■ **The request**:
Find every line in the records below that holds the word "JSON", and copy each one.

[Raw records]
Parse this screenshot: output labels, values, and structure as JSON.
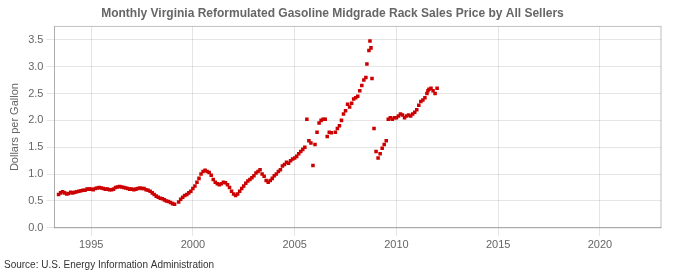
{
  "chart_data": {
    "type": "scatter",
    "title": "Monthly Virginia Reformulated Gasoline Midgrade Rack Sales Price by All Sellers",
    "y_label": "Dollars per Gallon",
    "annotations": [
      "Source: U.S. Energy Information Administration"
    ],
    "color": "#CC0000",
    "marker": "square",
    "grid": true,
    "xlim": [
      1993.2,
      2023.0
    ],
    "ylim": [
      0.0,
      3.75
    ],
    "xticks": [
      1995,
      2000,
      2005,
      2010,
      2015,
      2020
    ],
    "yticks": [
      {
        "value": 0.0,
        "label": "0.0"
      },
      0.5,
      {
        "value": 1.0,
        "label": "1.0"
      },
      1.5,
      {
        "value": 2.0,
        "label": "2.0"
      },
      2.5,
      {
        "value": 3.0,
        "label": "3.0"
      },
      3.5
    ],
    "x": [
      1993.4,
      1993.5,
      1993.6,
      1993.7,
      1993.8,
      1993.9,
      1994.0,
      1994.1,
      1994.2,
      1994.3,
      1994.4,
      1994.5,
      1994.6,
      1994.7,
      1994.8,
      1994.9,
      1995.0,
      1995.1,
      1995.2,
      1995.3,
      1995.4,
      1995.5,
      1995.6,
      1995.7,
      1995.8,
      1995.9,
      1996.0,
      1996.1,
      1996.2,
      1996.3,
      1996.4,
      1996.5,
      1996.6,
      1996.7,
      1996.8,
      1996.9,
      1997.0,
      1997.1,
      1997.2,
      1997.3,
      1997.4,
      1997.5,
      1997.6,
      1997.7,
      1997.8,
      1997.9,
      1998.0,
      1998.1,
      1998.2,
      1998.3,
      1998.4,
      1998.5,
      1998.6,
      1998.7,
      1998.8,
      1998.9,
      1999.0,
      1999.1,
      1999.3,
      1999.4,
      1999.5,
      1999.6,
      1999.7,
      1999.8,
      1999.9,
      2000.0,
      2000.1,
      2000.2,
      2000.3,
      2000.4,
      2000.5,
      2000.6,
      2000.7,
      2000.8,
      2000.9,
      2001.0,
      2001.1,
      2001.2,
      2001.3,
      2001.4,
      2001.5,
      2001.6,
      2001.7,
      2001.8,
      2001.9,
      2002.0,
      2002.1,
      2002.2,
      2002.3,
      2002.4,
      2002.5,
      2002.6,
      2002.7,
      2002.8,
      2002.9,
      2003.0,
      2003.1,
      2003.2,
      2003.3,
      2003.4,
      2003.5,
      2003.6,
      2003.7,
      2003.8,
      2003.9,
      2004.0,
      2004.1,
      2004.2,
      2004.3,
      2004.4,
      2004.5,
      2004.6,
      2004.7,
      2004.8,
      2004.9,
      2005.0,
      2005.1,
      2005.2,
      2005.3,
      2005.4,
      2005.5,
      2005.6,
      2005.7,
      2005.8,
      2005.9,
      2006.0,
      2006.1,
      2006.2,
      2006.3,
      2006.4,
      2006.5,
      2006.6,
      2006.7,
      2006.8,
      2007.0,
      2007.1,
      2007.2,
      2007.3,
      2007.4,
      2007.5,
      2007.6,
      2007.7,
      2007.8,
      2007.9,
      2008.0,
      2008.1,
      2008.2,
      2008.3,
      2008.4,
      2008.5,
      2008.55,
      2008.65,
      2008.7,
      2008.75,
      2008.8,
      2008.9,
      2009.0,
      2009.1,
      2009.2,
      2009.3,
      2009.4,
      2009.5,
      2009.6,
      2009.7,
      2009.8,
      2009.9,
      2010.0,
      2010.1,
      2010.2,
      2010.3,
      2010.4,
      2010.5,
      2010.6,
      2010.7,
      2010.8,
      2010.9,
      2011.0,
      2011.1,
      2011.2,
      2011.3,
      2011.4,
      2011.5,
      2011.55,
      2011.6,
      2011.7,
      2011.8,
      2011.9,
      2012.0
    ],
    "values": [
      0.62,
      0.65,
      0.67,
      0.65,
      0.63,
      0.64,
      0.66,
      0.65,
      0.66,
      0.67,
      0.68,
      0.69,
      0.7,
      0.7,
      0.72,
      0.72,
      0.72,
      0.71,
      0.73,
      0.74,
      0.75,
      0.74,
      0.73,
      0.72,
      0.72,
      0.71,
      0.71,
      0.72,
      0.75,
      0.76,
      0.77,
      0.76,
      0.75,
      0.74,
      0.73,
      0.72,
      0.72,
      0.71,
      0.72,
      0.73,
      0.74,
      0.73,
      0.73,
      0.71,
      0.7,
      0.68,
      0.65,
      0.62,
      0.59,
      0.57,
      0.55,
      0.54,
      0.52,
      0.5,
      0.49,
      0.47,
      0.45,
      0.44,
      0.48,
      0.53,
      0.57,
      0.6,
      0.62,
      0.65,
      0.68,
      0.73,
      0.78,
      0.85,
      0.92,
      1.0,
      1.05,
      1.07,
      1.05,
      1.03,
      0.98,
      0.9,
      0.85,
      0.82,
      0.8,
      0.82,
      0.85,
      0.84,
      0.8,
      0.75,
      0.68,
      0.63,
      0.6,
      0.63,
      0.68,
      0.73,
      0.78,
      0.83,
      0.87,
      0.9,
      0.93,
      0.97,
      1.02,
      1.05,
      1.08,
      1.0,
      0.96,
      0.88,
      0.85,
      0.88,
      0.92,
      0.97,
      1.0,
      1.05,
      1.08,
      1.15,
      1.18,
      1.22,
      1.2,
      1.25,
      1.28,
      1.3,
      1.33,
      1.38,
      1.42,
      1.46,
      1.5,
      2.02,
      1.62,
      1.58,
      1.16,
      1.55,
      1.78,
      1.95,
      2.0,
      2.02,
      2.02,
      1.7,
      1.78,
      1.77,
      1.78,
      1.85,
      1.9,
      2.0,
      2.12,
      2.18,
      2.3,
      2.25,
      2.32,
      2.4,
      2.42,
      2.45,
      2.55,
      2.65,
      2.75,
      2.8,
      3.05,
      3.3,
      3.48,
      3.35,
      2.78,
      1.85,
      1.42,
      1.3,
      1.38,
      1.48,
      1.55,
      1.62,
      2.02,
      2.05,
      2.02,
      2.05,
      2.05,
      2.08,
      2.12,
      2.1,
      2.05,
      2.08,
      2.1,
      2.08,
      2.12,
      2.15,
      2.2,
      2.28,
      2.35,
      2.38,
      2.42,
      2.5,
      2.55,
      2.58,
      2.6,
      2.55,
      2.5,
      2.6
    ]
  }
}
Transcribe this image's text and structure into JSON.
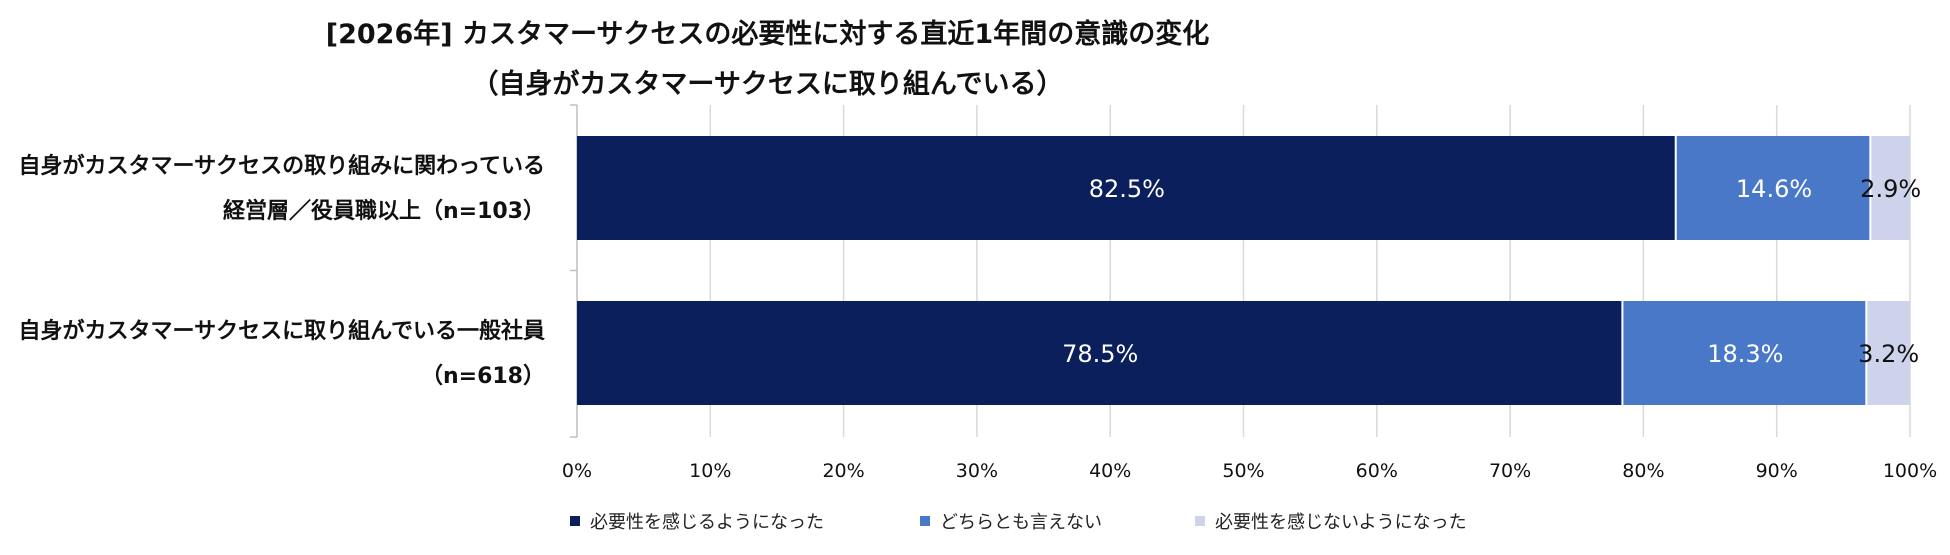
{
  "chart_data": {
    "type": "bar",
    "orientation": "horizontal",
    "stacked": true,
    "title": "[2026年] カスタマーサクセスの必要性に対する直近1年間の意識の変化",
    "subtitle": "（自身がカスタマーサクセスに取り組んでいる）",
    "categories": [
      [
        "自身がカスタマーサクセスの取り組みに関わっている",
        "経営層／役員職以上（n=103）"
      ],
      [
        "自身がカスタマーサクセスに取り組んでいる一般社員",
        "（n=618）"
      ]
    ],
    "series": [
      {
        "name": "必要性を感じるようになった",
        "values": [
          82.5,
          78.5
        ],
        "labels": [
          "82.5%",
          "78.5%"
        ],
        "color": "#0a1f5c",
        "label_color": "#ffffff"
      },
      {
        "name": "どちらとも言えない",
        "values": [
          14.6,
          18.3
        ],
        "labels": [
          "14.6%",
          "18.3%"
        ],
        "color": "#4a78c8",
        "label_color": "#ffffff"
      },
      {
        "name": "必要性を感じないようになった",
        "values": [
          2.9,
          3.2
        ],
        "labels": [
          "2.9%",
          "3.2%"
        ],
        "color": "#cdd3ea",
        "label_color": "#111111"
      }
    ],
    "xlim": [
      0,
      100
    ],
    "xticks": [
      "0%",
      "10%",
      "20%",
      "30%",
      "40%",
      "50%",
      "60%",
      "70%",
      "80%",
      "90%",
      "100%"
    ],
    "grid": true,
    "legend_position": "bottom"
  }
}
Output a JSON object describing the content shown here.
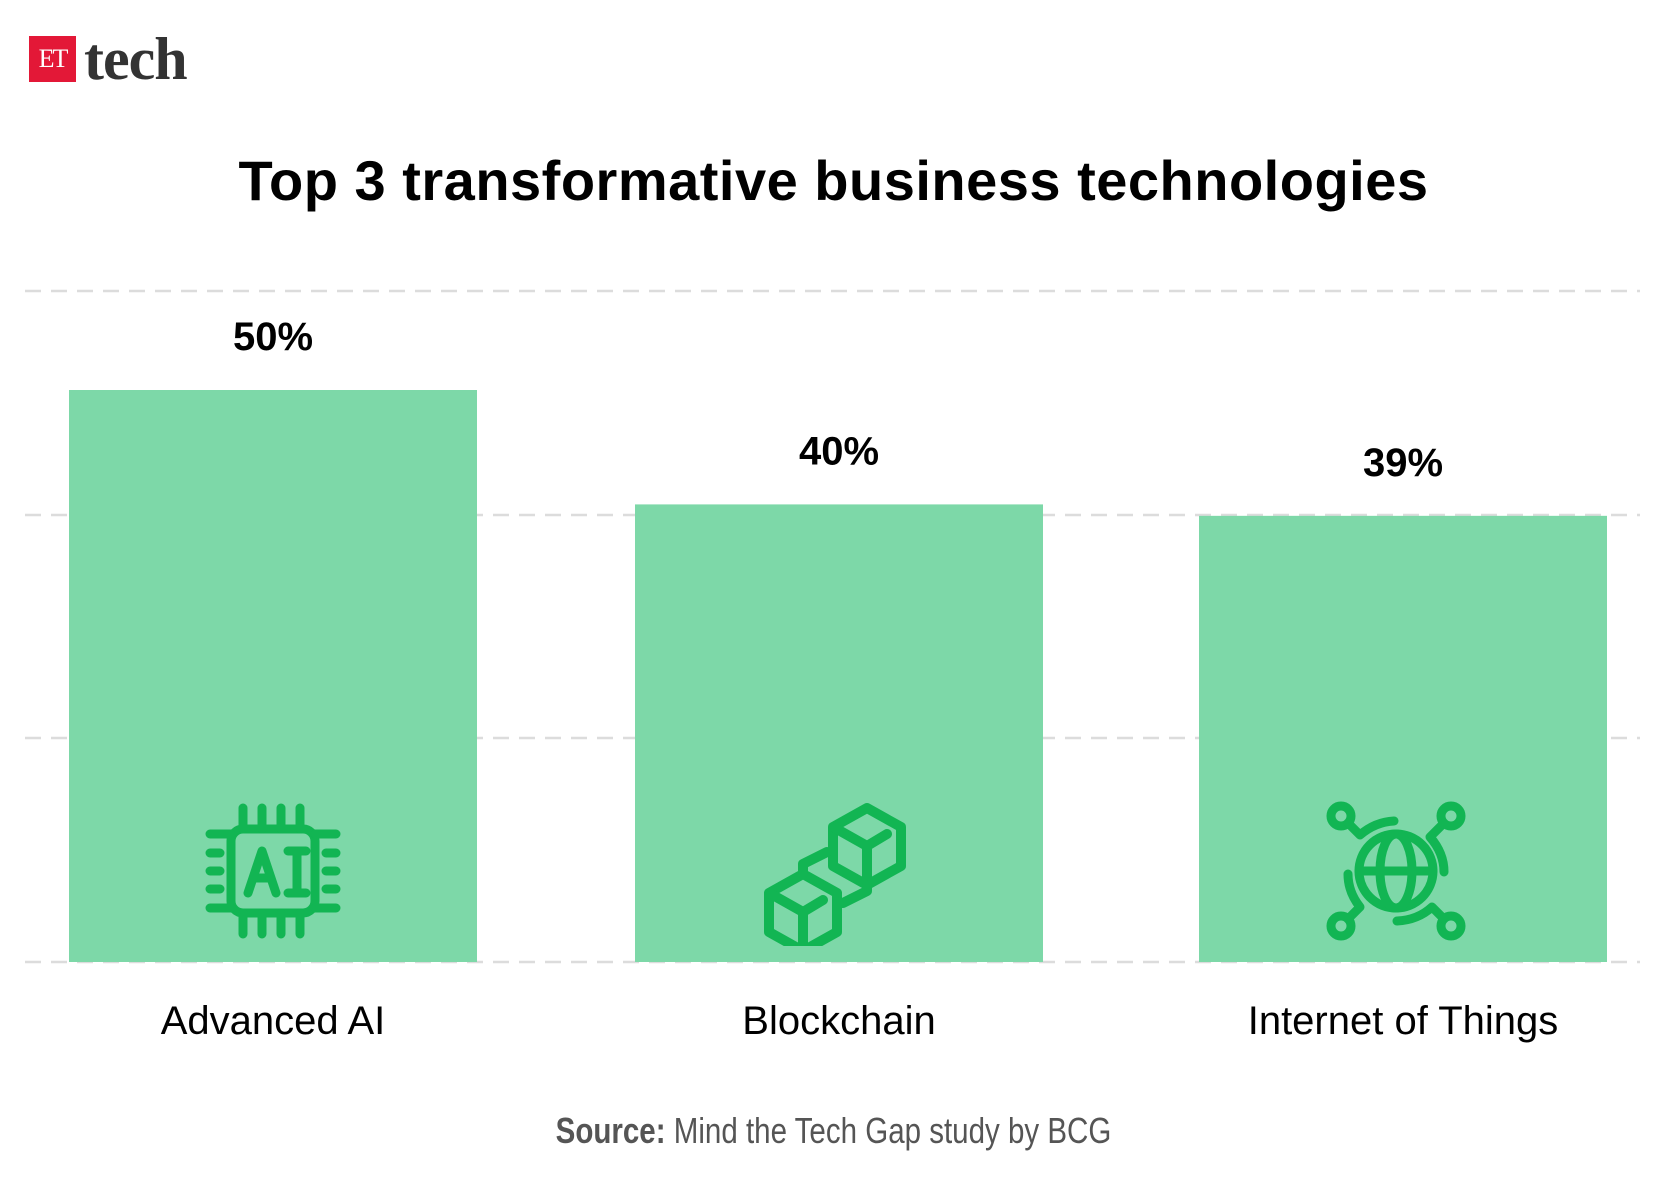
{
  "logo": {
    "et": "ET",
    "tech": "tech"
  },
  "chart_data": {
    "type": "bar",
    "title": "Top 3 transformative business technologies",
    "categories": [
      "Advanced AI",
      "Blockchain",
      "Internet of Things"
    ],
    "values": [
      50,
      40,
      39
    ],
    "value_labels": [
      "50%",
      "40%",
      "39%"
    ],
    "icons": [
      "ai-chip-icon",
      "blockchain-cubes-icon",
      "iot-globe-icon"
    ],
    "grid": true,
    "bar_color": "#7dd8a8",
    "icon_color": "#12b553"
  },
  "source": {
    "label": "Source:",
    "text": "Mind the Tech Gap study by BCG"
  }
}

■ **Response to this task**:
Parse this screenshot: output labels, values, and structure as JSON.
Transcribe this image's text and structure into JSON.
Output a JSON object describing the content shown here.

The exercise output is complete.